#### Request
Pull out every line below containing the word "price".
++++ Supplied information
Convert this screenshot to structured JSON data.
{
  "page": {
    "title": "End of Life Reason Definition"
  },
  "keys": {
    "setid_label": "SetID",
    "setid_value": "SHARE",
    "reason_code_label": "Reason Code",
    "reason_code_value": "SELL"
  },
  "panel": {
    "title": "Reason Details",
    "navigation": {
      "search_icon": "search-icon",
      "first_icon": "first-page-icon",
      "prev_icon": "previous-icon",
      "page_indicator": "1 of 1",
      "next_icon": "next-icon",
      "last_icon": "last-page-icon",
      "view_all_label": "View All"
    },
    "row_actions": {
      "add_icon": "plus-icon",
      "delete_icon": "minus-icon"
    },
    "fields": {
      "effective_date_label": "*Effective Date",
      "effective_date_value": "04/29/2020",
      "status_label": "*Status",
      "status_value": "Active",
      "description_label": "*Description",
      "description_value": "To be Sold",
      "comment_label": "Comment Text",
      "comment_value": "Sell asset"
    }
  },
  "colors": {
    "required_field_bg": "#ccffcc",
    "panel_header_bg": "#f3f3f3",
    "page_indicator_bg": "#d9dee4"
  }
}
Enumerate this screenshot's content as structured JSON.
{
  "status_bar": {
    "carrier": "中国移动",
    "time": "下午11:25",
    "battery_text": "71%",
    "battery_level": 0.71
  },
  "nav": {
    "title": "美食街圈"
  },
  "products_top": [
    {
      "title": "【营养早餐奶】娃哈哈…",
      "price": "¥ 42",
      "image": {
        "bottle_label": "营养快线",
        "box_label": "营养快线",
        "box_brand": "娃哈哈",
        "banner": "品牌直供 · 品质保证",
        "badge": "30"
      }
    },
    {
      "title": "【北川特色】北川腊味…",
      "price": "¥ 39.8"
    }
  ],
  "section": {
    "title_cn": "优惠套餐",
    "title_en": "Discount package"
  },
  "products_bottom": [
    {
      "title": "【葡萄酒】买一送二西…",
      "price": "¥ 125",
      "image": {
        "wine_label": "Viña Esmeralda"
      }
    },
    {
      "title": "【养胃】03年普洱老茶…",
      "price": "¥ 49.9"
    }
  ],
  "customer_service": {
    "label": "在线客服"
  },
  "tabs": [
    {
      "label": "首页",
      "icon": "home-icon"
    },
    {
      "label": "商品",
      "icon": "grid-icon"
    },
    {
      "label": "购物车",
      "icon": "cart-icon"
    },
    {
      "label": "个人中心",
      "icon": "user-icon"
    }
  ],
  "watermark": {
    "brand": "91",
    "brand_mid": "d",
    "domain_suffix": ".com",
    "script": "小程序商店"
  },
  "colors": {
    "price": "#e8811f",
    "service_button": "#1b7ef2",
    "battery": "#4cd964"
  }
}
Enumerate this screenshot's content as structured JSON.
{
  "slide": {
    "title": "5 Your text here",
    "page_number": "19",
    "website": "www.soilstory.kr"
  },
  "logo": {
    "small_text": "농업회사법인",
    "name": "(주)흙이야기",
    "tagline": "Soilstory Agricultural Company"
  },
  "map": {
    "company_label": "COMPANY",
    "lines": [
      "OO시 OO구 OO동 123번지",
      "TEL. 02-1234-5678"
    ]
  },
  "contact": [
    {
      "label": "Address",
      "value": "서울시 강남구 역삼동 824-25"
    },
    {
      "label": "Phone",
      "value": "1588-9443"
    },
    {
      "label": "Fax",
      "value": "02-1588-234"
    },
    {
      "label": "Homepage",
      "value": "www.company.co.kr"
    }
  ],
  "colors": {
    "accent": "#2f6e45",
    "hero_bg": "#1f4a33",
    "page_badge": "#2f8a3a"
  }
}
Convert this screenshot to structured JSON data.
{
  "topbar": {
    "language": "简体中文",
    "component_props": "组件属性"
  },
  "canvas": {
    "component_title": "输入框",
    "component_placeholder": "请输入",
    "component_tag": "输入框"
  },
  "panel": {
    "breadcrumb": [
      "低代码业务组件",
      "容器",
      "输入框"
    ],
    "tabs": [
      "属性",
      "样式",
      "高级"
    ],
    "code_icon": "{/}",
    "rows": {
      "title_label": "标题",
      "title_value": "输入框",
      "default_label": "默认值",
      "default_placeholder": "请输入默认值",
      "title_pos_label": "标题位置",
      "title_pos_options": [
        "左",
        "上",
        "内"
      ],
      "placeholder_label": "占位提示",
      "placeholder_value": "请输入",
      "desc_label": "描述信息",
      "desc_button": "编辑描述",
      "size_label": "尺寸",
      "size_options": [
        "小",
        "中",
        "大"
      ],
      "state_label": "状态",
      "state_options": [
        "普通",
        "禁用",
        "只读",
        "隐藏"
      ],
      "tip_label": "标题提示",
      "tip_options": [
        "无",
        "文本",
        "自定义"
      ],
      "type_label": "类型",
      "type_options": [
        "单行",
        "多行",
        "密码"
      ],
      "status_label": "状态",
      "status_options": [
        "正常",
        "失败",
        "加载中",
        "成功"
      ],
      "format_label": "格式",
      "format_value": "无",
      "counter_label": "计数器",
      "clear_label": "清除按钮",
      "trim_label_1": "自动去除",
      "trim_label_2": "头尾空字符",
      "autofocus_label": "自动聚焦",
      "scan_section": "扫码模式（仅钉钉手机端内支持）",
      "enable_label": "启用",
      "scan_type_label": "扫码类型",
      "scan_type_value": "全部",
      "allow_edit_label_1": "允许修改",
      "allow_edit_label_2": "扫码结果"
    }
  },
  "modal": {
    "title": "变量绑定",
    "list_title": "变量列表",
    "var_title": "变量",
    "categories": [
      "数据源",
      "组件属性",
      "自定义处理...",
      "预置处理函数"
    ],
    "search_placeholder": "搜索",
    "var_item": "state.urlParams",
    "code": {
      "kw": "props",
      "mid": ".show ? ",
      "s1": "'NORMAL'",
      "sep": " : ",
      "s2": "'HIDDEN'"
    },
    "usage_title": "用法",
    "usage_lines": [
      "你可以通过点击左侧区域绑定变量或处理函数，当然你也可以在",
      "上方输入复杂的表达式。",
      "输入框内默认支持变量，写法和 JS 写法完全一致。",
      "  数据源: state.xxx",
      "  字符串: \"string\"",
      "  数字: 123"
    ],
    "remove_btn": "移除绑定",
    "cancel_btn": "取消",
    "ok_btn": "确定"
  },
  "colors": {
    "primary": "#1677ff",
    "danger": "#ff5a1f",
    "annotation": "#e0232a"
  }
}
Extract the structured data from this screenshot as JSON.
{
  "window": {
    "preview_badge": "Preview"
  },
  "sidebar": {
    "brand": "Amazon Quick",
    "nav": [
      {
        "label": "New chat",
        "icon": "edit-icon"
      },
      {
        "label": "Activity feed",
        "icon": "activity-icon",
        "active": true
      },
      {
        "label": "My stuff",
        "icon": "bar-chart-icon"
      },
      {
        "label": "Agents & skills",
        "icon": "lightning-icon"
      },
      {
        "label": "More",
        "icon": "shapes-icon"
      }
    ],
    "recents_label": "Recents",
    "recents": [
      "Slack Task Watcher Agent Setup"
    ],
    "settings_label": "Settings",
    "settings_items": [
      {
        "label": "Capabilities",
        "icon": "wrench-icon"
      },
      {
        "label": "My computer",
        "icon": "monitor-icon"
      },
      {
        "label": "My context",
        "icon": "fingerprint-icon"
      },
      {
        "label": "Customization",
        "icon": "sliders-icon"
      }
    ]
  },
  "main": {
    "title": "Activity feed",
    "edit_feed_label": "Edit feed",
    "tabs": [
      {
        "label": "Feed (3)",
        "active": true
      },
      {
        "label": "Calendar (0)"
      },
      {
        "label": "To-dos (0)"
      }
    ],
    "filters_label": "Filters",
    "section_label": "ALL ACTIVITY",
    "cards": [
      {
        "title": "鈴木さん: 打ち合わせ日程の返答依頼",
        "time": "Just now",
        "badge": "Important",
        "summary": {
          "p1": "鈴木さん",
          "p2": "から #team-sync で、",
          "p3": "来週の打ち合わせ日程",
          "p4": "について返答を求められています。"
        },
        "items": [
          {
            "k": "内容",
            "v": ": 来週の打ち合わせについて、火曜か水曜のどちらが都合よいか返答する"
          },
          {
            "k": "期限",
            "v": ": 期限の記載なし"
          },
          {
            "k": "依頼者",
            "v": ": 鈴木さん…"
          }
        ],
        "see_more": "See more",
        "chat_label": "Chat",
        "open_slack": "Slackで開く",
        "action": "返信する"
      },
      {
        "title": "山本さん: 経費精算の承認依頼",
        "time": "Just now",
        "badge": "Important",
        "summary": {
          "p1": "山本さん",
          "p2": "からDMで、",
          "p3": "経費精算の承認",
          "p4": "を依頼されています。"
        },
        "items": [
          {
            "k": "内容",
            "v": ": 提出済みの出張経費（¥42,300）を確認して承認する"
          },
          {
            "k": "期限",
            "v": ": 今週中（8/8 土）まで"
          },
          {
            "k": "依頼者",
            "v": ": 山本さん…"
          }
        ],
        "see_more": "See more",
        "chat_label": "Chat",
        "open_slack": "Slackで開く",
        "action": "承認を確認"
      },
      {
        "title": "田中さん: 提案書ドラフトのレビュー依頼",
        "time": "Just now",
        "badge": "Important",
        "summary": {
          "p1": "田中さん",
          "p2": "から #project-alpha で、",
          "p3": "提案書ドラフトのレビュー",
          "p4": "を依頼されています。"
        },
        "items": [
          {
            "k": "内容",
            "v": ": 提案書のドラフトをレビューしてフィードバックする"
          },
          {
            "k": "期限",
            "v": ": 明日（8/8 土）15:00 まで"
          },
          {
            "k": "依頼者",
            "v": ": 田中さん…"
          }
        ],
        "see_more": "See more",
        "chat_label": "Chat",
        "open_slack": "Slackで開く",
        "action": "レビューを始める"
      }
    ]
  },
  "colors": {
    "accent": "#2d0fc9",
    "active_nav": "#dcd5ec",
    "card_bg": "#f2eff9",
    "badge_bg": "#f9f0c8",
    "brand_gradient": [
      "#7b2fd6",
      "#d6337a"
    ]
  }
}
++++++++
#### Reply
      "price": "¥ 42",
      "price": "¥ 39.8"
      "price": "¥ 125",
      "price": "¥ 49.9"
    "price": "#e8811f",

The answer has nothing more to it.